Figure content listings

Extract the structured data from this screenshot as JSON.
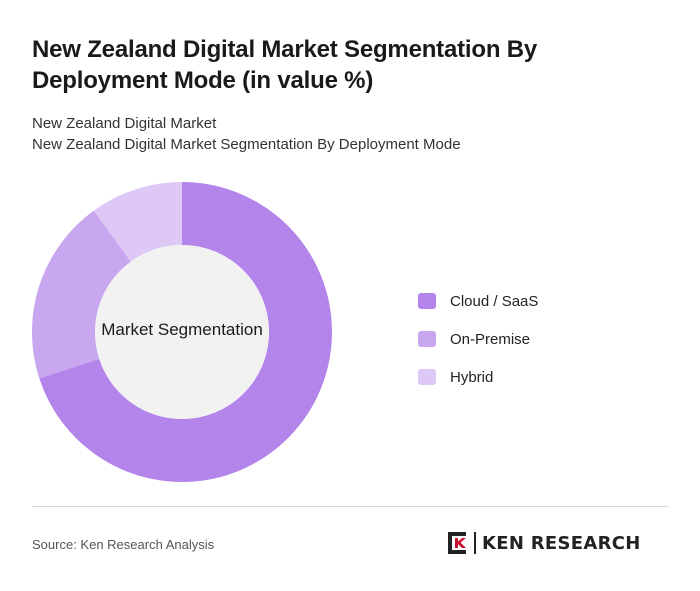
{
  "header": {
    "title": "New Zealand Digital Market Segmentation By Deployment Mode (in value %)",
    "subtitle_line1": "New Zealand Digital Market",
    "subtitle_line2": "New Zealand Digital Market Segmentation By Deployment Mode"
  },
  "chart_data": {
    "type": "pie",
    "center_label": "Market Segmentation",
    "categories": [
      "Cloud / SaaS",
      "On-Premise",
      "Hybrid"
    ],
    "values": [
      70,
      20,
      10
    ],
    "colors": [
      "#b385eb",
      "#c9a6f0",
      "#dec8f6"
    ],
    "center_color": "#f2f2f2",
    "legend_position": "right"
  },
  "footer": {
    "source": "Source: Ken Research Analysis",
    "logo_text": "KEN RESEARCH"
  }
}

What you are asked to do → Gather up the lines containing the word "Mode" from these records and copy them.

Solution →
    "title": "New Zealand Digital Market Segmentation By Deployment Mode (in value %)",
    "subtitle_line2": "New Zealand Digital Market Segmentation By Deployment Mode"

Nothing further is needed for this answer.